WHAT THE EXERCISE ASKS = Using the records below, please work out how many lines contain "grid"; answer with the number alone.

SUPPLIED RECORDS =
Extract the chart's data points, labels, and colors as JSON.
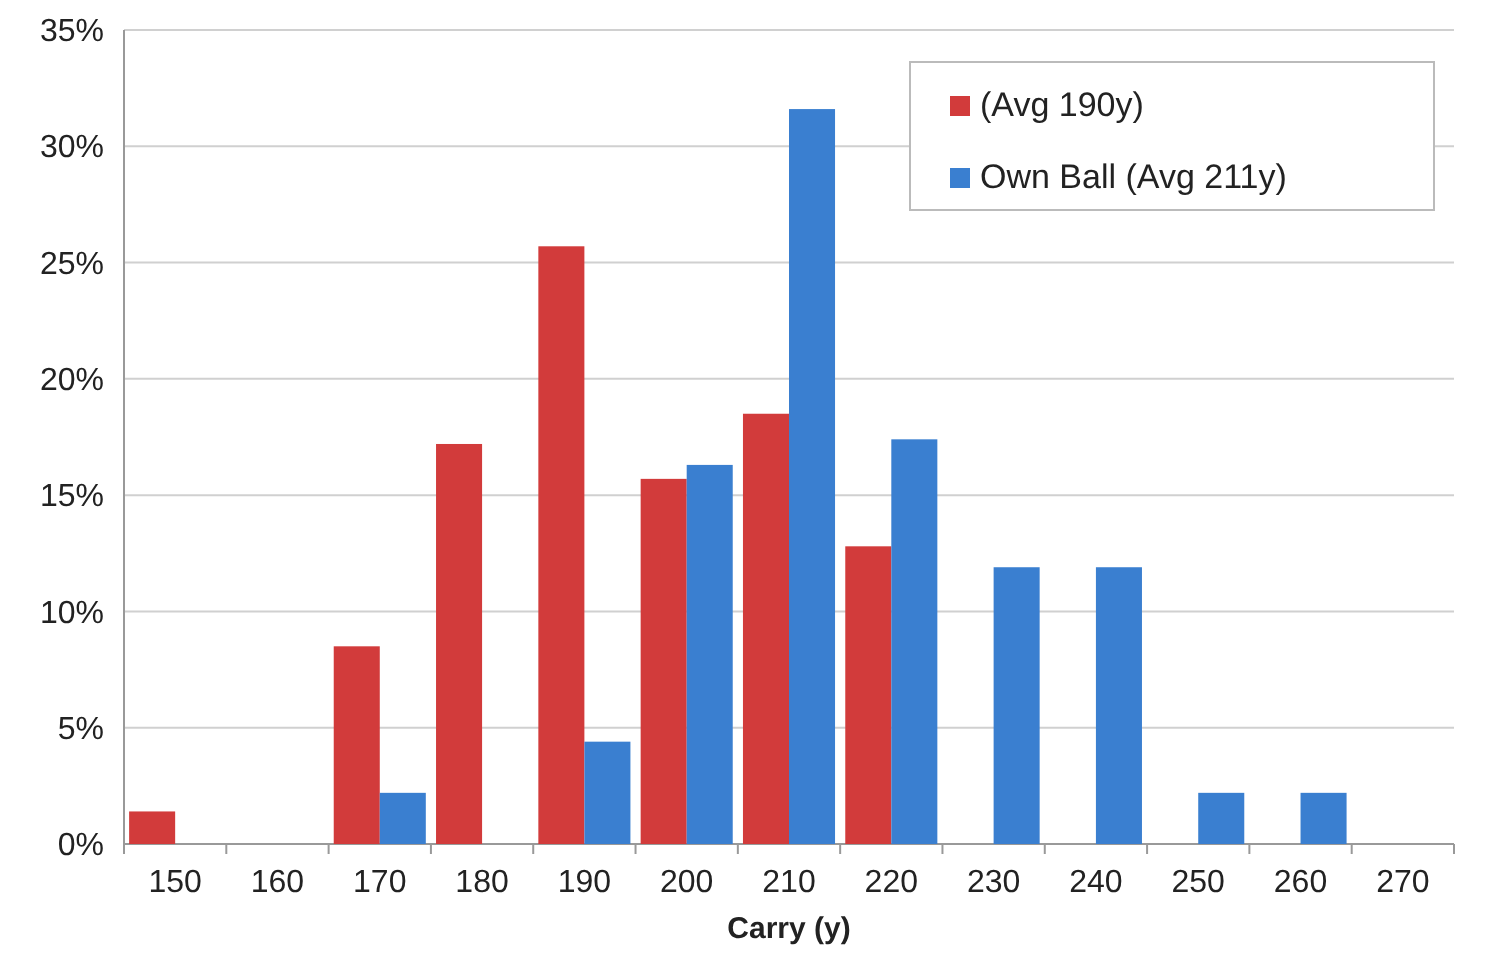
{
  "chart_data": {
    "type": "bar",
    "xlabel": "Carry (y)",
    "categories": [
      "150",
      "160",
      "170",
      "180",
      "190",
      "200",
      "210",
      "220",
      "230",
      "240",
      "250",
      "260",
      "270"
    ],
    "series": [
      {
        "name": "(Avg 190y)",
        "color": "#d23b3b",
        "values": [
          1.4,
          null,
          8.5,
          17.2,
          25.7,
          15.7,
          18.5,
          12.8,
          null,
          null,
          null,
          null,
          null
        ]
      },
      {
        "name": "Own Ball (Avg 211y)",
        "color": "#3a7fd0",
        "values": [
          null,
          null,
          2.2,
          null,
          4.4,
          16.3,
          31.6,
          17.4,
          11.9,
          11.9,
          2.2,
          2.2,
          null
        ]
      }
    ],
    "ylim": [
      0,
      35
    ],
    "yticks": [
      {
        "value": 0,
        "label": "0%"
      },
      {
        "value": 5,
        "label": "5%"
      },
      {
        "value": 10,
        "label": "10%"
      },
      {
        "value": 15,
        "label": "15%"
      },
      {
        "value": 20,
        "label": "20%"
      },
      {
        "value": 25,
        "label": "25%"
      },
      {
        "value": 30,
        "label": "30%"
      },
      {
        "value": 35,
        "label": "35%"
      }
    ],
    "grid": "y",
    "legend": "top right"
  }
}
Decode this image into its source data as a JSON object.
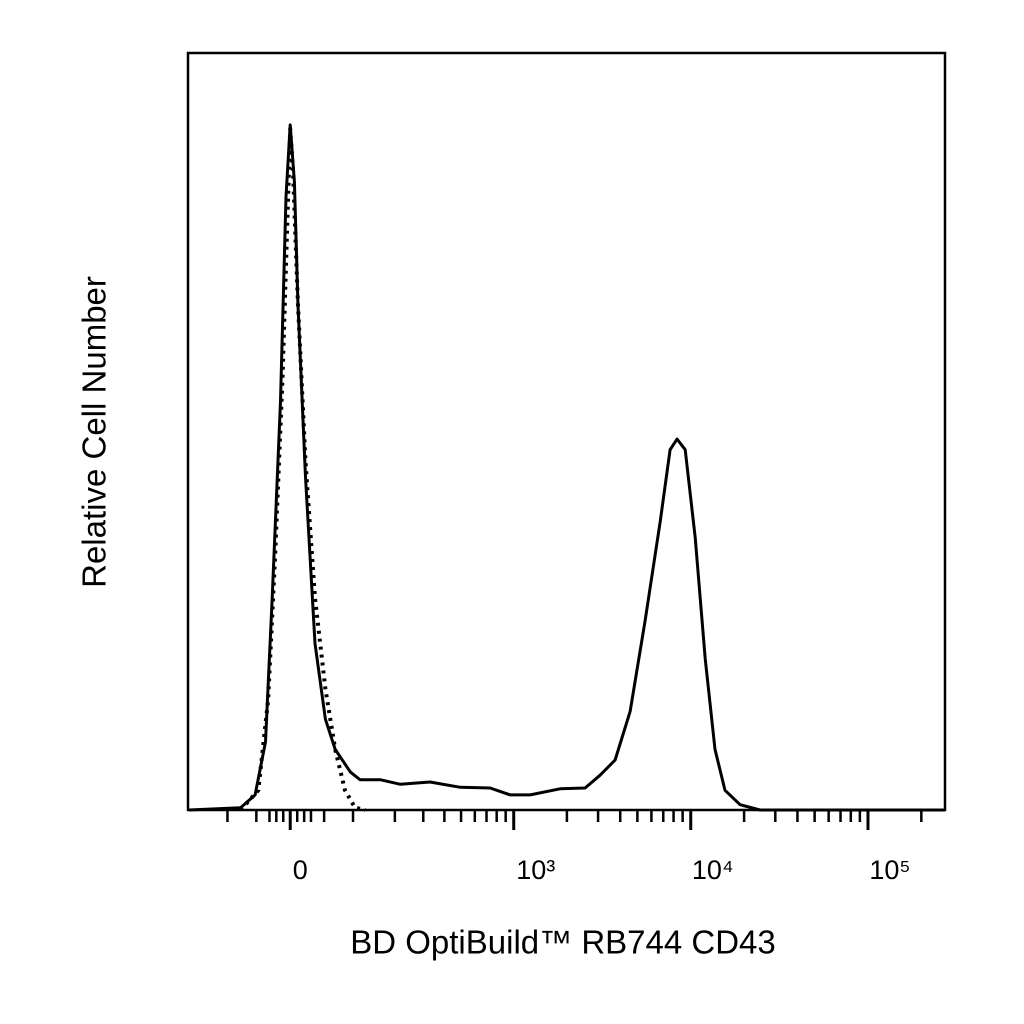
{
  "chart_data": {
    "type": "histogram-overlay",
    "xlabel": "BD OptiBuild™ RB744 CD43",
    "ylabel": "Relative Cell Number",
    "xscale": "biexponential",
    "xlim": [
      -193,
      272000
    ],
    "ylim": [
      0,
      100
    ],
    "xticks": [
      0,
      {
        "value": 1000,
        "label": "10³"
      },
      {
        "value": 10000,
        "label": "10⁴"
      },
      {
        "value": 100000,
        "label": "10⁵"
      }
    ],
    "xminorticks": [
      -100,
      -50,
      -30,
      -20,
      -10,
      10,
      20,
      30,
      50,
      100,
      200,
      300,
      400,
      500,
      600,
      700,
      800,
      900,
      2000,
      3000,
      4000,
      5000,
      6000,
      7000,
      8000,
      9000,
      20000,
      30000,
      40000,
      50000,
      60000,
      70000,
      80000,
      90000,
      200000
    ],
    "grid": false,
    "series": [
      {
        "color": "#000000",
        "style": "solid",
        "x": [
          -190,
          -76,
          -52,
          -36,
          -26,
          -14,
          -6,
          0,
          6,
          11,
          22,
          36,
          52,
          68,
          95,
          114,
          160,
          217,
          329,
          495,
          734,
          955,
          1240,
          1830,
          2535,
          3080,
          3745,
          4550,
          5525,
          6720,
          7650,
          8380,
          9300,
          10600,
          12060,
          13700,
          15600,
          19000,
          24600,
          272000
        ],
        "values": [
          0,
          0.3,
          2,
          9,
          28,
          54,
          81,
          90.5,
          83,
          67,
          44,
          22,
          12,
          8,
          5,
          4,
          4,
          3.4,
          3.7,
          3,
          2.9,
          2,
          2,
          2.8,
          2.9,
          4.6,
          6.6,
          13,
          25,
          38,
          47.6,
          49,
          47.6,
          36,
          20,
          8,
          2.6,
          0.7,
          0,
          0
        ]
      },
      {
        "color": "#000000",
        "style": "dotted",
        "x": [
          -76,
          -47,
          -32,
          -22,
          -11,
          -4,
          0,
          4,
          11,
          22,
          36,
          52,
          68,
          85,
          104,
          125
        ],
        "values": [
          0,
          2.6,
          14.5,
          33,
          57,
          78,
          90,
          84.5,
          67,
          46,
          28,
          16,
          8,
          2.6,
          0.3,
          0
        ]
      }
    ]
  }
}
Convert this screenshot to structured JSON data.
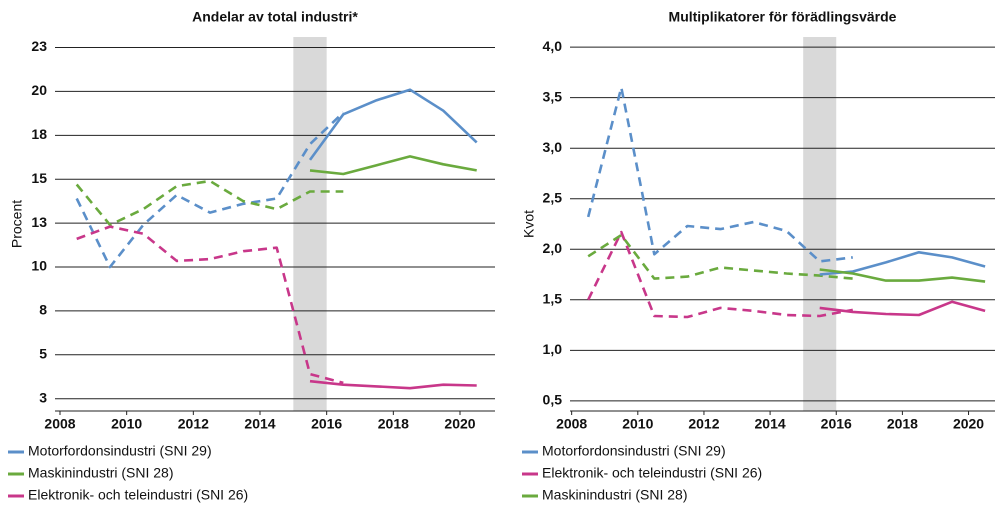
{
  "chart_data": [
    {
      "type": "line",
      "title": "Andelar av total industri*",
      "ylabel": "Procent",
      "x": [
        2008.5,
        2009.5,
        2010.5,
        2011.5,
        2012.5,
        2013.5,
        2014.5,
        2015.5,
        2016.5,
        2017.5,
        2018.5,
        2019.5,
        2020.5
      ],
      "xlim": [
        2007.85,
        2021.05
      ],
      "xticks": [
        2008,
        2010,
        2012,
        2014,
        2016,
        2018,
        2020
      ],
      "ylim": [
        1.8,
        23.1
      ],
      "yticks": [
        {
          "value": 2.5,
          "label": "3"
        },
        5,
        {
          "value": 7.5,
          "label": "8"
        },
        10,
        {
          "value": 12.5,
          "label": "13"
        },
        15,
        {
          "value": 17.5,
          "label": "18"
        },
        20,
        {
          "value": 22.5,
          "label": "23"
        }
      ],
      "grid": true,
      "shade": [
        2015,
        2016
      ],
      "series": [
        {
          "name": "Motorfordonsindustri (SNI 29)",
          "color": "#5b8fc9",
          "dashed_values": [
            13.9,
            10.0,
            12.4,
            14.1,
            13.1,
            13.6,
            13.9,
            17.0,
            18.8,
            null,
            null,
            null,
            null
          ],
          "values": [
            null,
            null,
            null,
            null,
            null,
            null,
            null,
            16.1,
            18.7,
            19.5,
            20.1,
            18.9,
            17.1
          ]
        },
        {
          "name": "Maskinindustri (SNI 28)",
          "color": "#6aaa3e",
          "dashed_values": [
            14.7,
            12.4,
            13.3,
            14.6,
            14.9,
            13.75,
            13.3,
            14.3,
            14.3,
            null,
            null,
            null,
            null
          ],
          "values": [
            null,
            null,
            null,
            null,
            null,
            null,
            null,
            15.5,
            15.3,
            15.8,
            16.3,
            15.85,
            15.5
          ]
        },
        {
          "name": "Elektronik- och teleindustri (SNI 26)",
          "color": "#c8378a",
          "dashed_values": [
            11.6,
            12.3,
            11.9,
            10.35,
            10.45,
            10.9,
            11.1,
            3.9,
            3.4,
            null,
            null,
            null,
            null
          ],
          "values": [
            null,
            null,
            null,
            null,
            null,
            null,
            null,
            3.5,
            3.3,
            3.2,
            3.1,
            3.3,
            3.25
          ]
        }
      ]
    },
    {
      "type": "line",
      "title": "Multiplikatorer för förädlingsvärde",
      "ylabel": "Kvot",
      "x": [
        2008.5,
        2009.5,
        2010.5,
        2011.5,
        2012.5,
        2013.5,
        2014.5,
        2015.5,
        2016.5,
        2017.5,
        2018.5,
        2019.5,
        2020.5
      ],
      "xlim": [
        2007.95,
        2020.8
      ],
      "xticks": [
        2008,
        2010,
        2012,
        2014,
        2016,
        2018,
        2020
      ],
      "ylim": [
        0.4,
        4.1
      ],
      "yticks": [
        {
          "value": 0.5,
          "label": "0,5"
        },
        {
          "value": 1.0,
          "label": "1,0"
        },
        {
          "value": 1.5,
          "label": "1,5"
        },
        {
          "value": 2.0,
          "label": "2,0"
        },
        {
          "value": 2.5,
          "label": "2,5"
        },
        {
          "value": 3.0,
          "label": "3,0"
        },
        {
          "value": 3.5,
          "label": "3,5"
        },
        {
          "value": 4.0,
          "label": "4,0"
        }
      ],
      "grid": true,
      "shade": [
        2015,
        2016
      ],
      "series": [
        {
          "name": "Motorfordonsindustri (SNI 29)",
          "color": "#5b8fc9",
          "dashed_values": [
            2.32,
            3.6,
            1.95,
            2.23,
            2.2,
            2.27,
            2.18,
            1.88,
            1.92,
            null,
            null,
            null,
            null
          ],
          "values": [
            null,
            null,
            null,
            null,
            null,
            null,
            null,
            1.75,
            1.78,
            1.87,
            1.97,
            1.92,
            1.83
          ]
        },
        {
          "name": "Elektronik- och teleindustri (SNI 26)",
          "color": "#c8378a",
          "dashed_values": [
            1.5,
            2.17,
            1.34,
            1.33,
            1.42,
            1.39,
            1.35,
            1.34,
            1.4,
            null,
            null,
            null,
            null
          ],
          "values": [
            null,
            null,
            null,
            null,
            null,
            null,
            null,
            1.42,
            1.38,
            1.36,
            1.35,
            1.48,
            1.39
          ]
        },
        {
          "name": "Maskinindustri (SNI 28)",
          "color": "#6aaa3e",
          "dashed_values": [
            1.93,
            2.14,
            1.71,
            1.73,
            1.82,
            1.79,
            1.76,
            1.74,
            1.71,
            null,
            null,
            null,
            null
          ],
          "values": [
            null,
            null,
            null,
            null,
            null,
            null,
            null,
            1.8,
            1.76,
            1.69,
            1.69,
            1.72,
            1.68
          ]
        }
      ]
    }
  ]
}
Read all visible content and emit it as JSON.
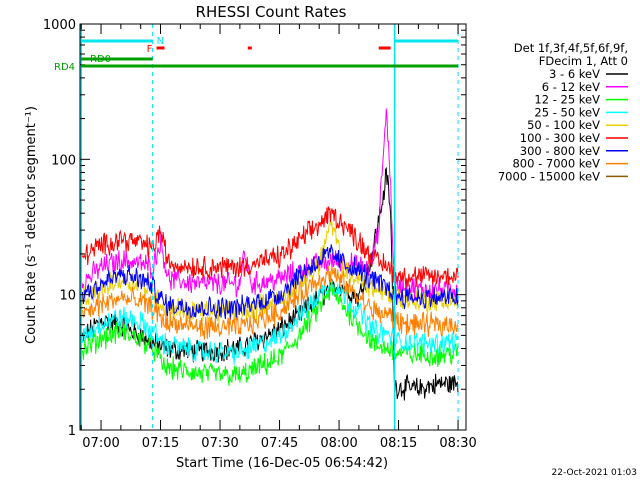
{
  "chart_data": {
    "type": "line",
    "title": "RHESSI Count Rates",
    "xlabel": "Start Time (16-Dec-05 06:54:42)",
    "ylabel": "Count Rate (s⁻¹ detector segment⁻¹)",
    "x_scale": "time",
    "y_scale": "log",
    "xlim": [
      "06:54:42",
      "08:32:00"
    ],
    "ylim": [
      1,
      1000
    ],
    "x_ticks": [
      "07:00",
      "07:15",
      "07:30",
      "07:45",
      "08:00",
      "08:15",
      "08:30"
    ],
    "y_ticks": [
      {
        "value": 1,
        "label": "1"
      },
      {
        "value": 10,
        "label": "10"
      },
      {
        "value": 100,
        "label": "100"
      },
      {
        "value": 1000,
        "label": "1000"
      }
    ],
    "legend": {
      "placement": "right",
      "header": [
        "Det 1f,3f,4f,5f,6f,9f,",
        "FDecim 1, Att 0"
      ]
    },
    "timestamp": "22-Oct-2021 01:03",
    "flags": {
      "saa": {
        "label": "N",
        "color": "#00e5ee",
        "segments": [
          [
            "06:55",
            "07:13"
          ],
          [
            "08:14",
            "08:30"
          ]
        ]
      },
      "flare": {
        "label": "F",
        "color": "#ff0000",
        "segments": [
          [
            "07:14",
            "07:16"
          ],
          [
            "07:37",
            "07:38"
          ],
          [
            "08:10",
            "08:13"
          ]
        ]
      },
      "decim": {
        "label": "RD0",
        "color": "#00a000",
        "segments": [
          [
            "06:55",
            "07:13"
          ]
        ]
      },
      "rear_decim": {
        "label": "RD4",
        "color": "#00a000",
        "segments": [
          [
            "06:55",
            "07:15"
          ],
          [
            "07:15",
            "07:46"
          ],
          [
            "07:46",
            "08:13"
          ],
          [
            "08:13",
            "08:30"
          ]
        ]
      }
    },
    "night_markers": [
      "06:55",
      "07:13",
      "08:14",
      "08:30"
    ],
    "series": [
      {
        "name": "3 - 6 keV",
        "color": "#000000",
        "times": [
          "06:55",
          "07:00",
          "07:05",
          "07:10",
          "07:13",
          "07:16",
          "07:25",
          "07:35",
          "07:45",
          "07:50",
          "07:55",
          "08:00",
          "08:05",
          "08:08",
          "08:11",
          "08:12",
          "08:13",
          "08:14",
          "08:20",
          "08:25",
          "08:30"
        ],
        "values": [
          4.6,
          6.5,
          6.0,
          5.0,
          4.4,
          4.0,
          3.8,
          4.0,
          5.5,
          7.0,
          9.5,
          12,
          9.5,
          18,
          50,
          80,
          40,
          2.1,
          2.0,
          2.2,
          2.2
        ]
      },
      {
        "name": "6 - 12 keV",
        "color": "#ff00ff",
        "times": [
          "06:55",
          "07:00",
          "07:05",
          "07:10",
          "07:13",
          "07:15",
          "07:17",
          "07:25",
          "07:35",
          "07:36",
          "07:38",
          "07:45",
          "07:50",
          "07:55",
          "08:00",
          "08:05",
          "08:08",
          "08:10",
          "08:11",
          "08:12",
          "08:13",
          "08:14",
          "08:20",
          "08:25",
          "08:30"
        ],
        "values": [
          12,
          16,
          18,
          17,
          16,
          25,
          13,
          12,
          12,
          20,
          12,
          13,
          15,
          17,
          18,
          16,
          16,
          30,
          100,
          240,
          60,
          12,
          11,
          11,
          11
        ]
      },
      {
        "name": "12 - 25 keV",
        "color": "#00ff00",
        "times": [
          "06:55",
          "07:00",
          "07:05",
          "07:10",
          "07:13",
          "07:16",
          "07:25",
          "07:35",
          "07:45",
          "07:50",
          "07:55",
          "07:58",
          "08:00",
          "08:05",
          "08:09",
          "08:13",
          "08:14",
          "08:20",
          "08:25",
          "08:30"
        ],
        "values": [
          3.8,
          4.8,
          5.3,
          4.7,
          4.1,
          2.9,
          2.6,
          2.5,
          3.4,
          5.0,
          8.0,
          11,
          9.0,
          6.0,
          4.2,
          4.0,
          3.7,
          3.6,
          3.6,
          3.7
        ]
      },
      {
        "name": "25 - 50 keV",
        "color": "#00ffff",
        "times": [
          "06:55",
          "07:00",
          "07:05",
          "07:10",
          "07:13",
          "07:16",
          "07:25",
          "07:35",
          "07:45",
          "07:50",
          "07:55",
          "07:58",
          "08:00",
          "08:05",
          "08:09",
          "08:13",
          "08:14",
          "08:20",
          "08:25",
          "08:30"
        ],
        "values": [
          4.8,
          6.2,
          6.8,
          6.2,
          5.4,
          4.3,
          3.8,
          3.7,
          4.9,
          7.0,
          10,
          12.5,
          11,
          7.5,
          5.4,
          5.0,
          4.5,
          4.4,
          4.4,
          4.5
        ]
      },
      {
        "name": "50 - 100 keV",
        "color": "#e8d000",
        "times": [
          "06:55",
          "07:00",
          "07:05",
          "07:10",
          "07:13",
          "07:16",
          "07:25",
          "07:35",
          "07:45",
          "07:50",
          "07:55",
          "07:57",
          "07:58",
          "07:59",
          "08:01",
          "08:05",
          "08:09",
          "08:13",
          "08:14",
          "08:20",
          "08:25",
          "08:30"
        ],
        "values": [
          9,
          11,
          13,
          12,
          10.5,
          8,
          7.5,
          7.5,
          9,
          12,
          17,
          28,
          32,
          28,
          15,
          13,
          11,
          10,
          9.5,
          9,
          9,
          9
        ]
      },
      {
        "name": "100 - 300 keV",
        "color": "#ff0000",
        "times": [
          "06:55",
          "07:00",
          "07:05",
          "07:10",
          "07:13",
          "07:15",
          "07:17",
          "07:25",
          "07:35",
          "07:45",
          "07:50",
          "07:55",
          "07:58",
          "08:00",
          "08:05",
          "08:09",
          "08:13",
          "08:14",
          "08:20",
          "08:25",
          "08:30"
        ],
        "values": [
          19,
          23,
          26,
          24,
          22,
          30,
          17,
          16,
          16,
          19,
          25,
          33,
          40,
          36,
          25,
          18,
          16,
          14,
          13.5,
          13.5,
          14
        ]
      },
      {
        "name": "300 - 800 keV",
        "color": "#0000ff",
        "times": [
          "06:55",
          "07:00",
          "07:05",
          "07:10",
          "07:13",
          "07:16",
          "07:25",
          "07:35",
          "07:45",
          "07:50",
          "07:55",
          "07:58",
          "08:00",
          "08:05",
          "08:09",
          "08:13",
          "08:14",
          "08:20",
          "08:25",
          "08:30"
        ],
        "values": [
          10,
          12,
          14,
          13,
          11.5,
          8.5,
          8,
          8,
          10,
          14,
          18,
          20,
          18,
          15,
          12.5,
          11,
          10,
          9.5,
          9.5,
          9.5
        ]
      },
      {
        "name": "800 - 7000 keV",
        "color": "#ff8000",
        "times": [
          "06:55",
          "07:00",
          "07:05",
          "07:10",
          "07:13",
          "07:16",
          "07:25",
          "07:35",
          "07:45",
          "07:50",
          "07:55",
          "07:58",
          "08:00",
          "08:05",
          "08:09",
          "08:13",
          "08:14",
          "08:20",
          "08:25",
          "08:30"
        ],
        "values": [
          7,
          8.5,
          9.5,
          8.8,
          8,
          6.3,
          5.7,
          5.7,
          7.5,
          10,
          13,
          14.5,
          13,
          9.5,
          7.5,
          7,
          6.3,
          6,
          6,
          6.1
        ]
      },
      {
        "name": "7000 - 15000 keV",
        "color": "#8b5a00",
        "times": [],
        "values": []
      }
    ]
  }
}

SOLUTION FOR THIS EXERCISE = 4